■ STATED GOAL
Answer with the number of lines in the listing below that contain the word "Siwingwa", and nothing else.
_____
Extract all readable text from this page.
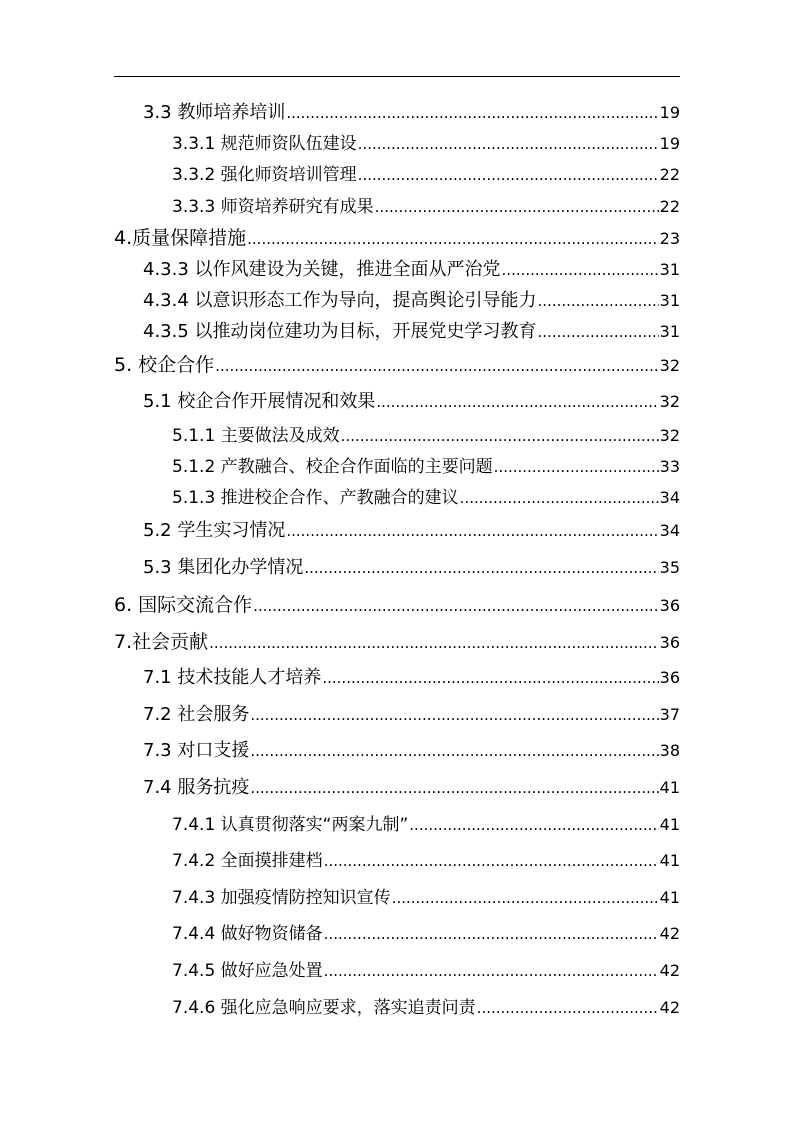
3.3 教师培养培训 .....	19
3.3.1 规范师资队伍建设 .....	19
3.3.2 强化师资培训管理 .....	22
3.3.3 师资培养研究有成果 .....	22
4.质量保障措施 .....	23
4.3.3 以作风建设为关键，推进全面从严治党 .....	31
4.3.4 以意识形态工作为导向，提高舆论引导能力 .....	31
4.3.5 以推动岗位建功为目标，开展党史学习教育 .....	31
5. 校企合作 .....	32
5.1 校企合作开展情况和效果 .....	32
5.1.1 主要做法及成效 .....	32
5.1.2 产教融合、校企合作面临的主要问题 .....	33
5.1.3 推进校企合作、产教融合的建议 .....	34
5.2 学生实习情况 .....	34
5.3 集团化办学情况 .....	35
6. 国际交流合作 .....	36
7.社会贡献 .....	36
7.1 技术技能人才培养 .....	36
7.2 社会服务 .....	37
7.3 对口支援 .....	38
7.4 服务抗疫 .....	41
7.4.1 认真贯彻落实“两案九制” .....	41
7.4.2 全面摸排建档 .....	41
7.4.3 加强疫情防控知识宣传 .....	41
7.4.4 做好物资储备 .....	42
7.4.5 做好应急处置 .....	42
7.4.6 强化应急响应要求，落实追责问责 .....	42
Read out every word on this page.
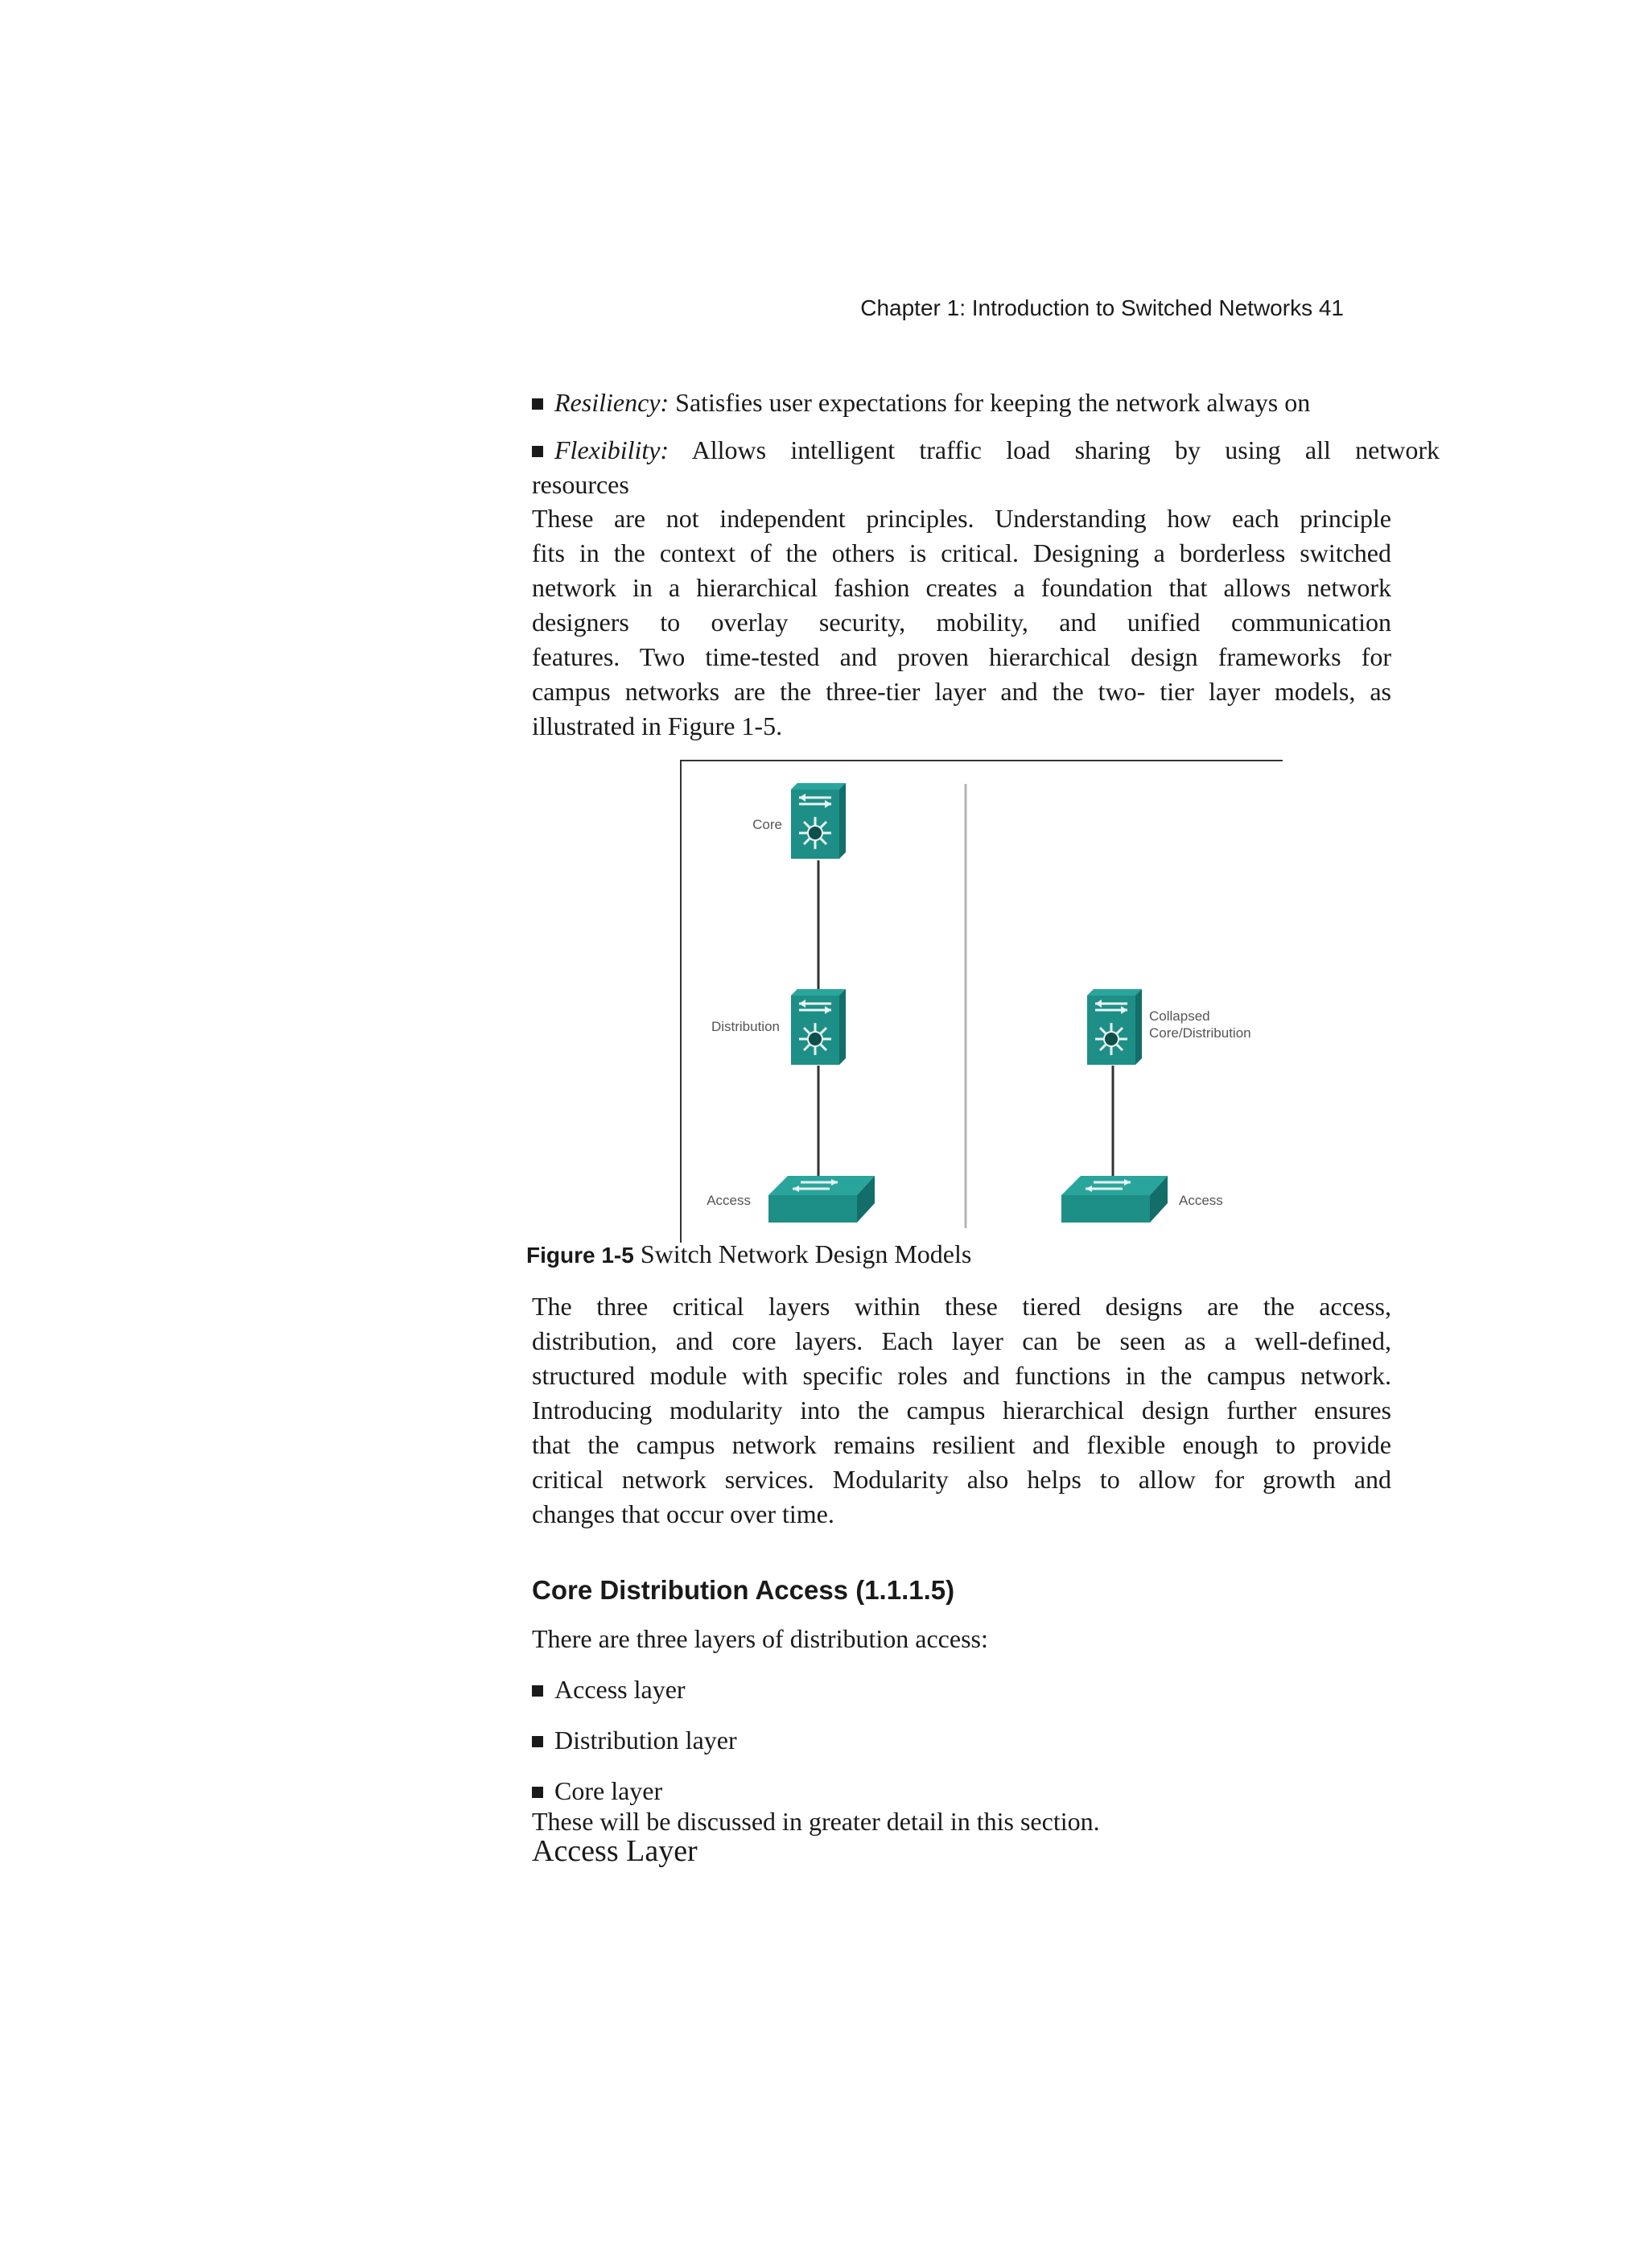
Chapter 1: Introduction to Switched Networks 41
Resiliency: Satisfies user expectations for keeping the network always on
Flexibility: Allows intelligent traffic load sharing by using all network
resources
These are not independent principles. Understanding how each principle
fits in the context of the others is critical. Designing a borderless switched
network in a hierarchical fashion creates a foundation that allows network
designers to overlay security, mobility, and unified communication
features. Two time-tested and proven hierarchical design frameworks for
campus networks are the three-tier layer and the two- tier layer models, as
illustrated in Figure 1-5.
Core
Distribution
Access
Collapsed
Core/Distribution
Access
Figure 1-5 Switch Network Design Models
The three critical layers within these tiered designs are the access,
distribution, and core layers. Each layer can be seen as a well-defined,
structured module with specific roles and functions in the campus network.
Introducing modularity into the campus hierarchical design further ensures
that the campus network remains resilient and flexible enough to provide
critical network services. Modularity also helps to allow for growth and
changes that occur over time.
Core Distribution Access (1.1.1.5)
There are three layers of distribution access:
Access layer
Distribution layer
Core layer
These will be discussed in greater detail in this section.
Access Layer
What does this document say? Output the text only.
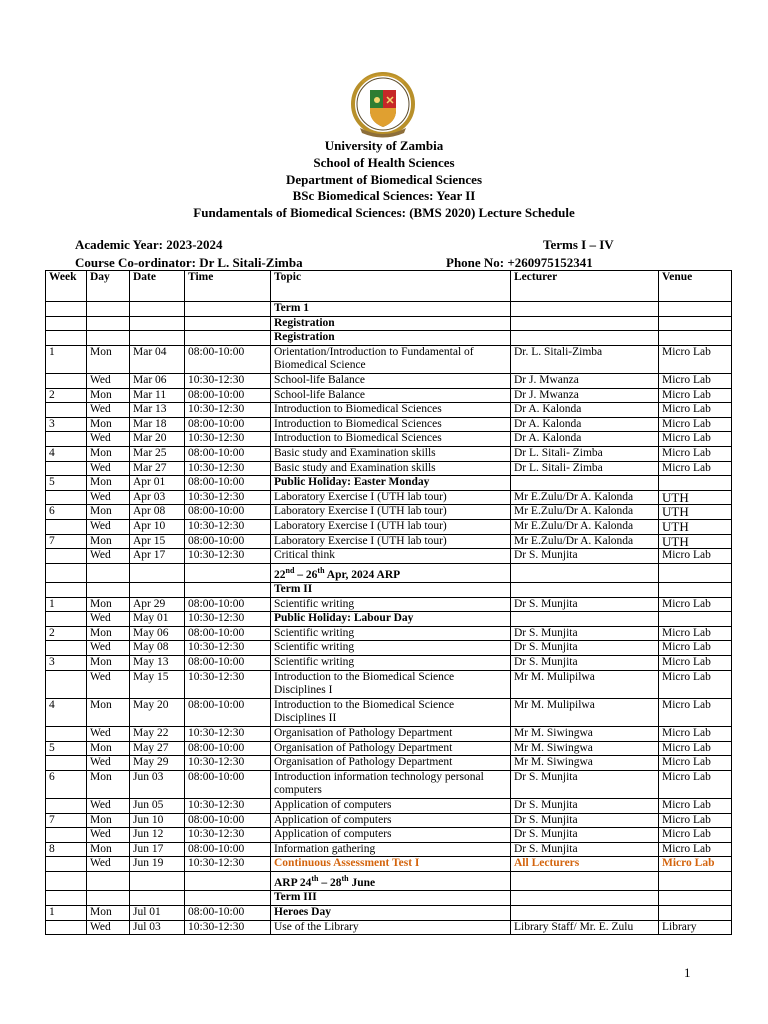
University of Zambia
School of Health Sciences
Department of Biomedical Sciences
BSc Biomedical Sciences: Year II
Fundamentals of Biomedical Sciences: (BMS 2020) Lecture Schedule
Academic Year: 2023-2024	Terms I – IV
Course Co-ordinator: Dr L. Sitali-Zimba	Phone No: +260975152341
Week	Day	Date	Time	Topic	Lecturer	Venue
				Term 1		
				Registration		
				Registration		
1	Mon	Mar 04	08:00-10:00	Orientation/Introduction to Fundamental of Biomedical Science	Dr. L. Sitali-Zimba	Micro Lab
	Wed	Mar 06	10:30-12:30	School-life Balance	Dr J. Mwanza	Micro Lab
2	Mon	Mar 11	08:00-10:00	School-life Balance	Dr J. Mwanza	Micro Lab
	Wed	Mar 13	10:30-12:30	Introduction to Biomedical Sciences	Dr A. Kalonda	Micro Lab
3	Mon	Mar 18	08:00-10:00	Introduction to Biomedical Sciences	Dr A. Kalonda	Micro Lab
	Wed	Mar 20	10:30-12:30	Introduction to Biomedical Sciences	Dr A. Kalonda	Micro Lab
4	Mon	Mar 25	08:00-10:00	Basic study and Examination skills	Dr L. Sitali- Zimba	Micro Lab
	Wed	Mar 27	10:30-12:30	Basic study and Examination skills	Dr L. Sitali- Zimba	Micro Lab
5	Mon	Apr 01	08:00-10:00	Public Holiday: Easter Monday		
	Wed	Apr 03	10:30-12:30	Laboratory Exercise I (UTH lab tour)	Mr E.Zulu/Dr A. Kalonda	UTH
6	Mon	Apr 08	08:00-10:00	Laboratory Exercise I (UTH lab tour)	Mr E.Zulu/Dr A. Kalonda	UTH
	Wed	Apr 10	10:30-12:30	Laboratory Exercise I (UTH lab tour)	Mr E.Zulu/Dr A. Kalonda	UTH
7	Mon	Apr 15	08:00-10:00	Laboratory Exercise I (UTH lab tour)	Mr E.Zulu/Dr A. Kalonda	UTH
	Wed	Apr 17	10:30-12:30	Critical think	Dr S. Munjita	Micro Lab
				22nd – 26th Apr, 2024 ARP		
				Term II		
1	Mon	Apr 29	08:00-10:00	Scientific writing	Dr S. Munjita	Micro Lab
	Wed	May 01	10:30-12:30	Public Holiday: Labour Day		
2	Mon	May 06	08:00-10:00	Scientific writing	Dr S. Munjita	Micro Lab
	Wed	May 08	10:30-12:30	Scientific writing	Dr S. Munjita	Micro Lab
3	Mon	May 13	08:00-10:00	Scientific writing	Dr S. Munjita	Micro Lab
	Wed	May 15	10:30-12:30	Introduction to the Biomedical Science Disciplines I	Mr M. Mulipilwa	Micro Lab
4	Mon	May 20	08:00-10:00	Introduction to the Biomedical Science Disciplines II	Mr M. Mulipilwa	Micro Lab
	Wed	May 22	10:30-12:30	Organisation of Pathology Department	Mr M. Siwingwa	Micro Lab
5	Mon	May 27	08:00-10:00	Organisation of Pathology Department	Mr M. Siwingwa	Micro Lab
	Wed	May 29	10:30-12:30	Organisation of Pathology Department	Mr M. Siwingwa	Micro Lab
6	Mon	Jun 03	08:00-10:00	Introduction information technology personal computers	Dr S. Munjita	Micro Lab
	Wed	Jun 05	10:30-12:30	Application of computers	Dr S. Munjita	Micro Lab
7	Mon	Jun 10	08:00-10:00	Application of computers	Dr S. Munjita	Micro Lab
	Wed	Jun 12	10:30-12:30	Application of computers	Dr S. Munjita	Micro Lab
8	Mon	Jun 17	08:00-10:00	Information gathering	Dr S. Munjita	Micro Lab
	Wed	Jun 19	10:30-12:30	Continuous Assessment Test I	All Lecturers	Micro Lab
				ARP 24th – 28th June		
				Term III		
1	Mon	Jul 01	08:00-10:00	Heroes Day		
	Wed	Jul 03	10:30-12:30	Use of the Library	Library Staff/ Mr. E. Zulu	Library
1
_____
■ FINAL ANSWER
3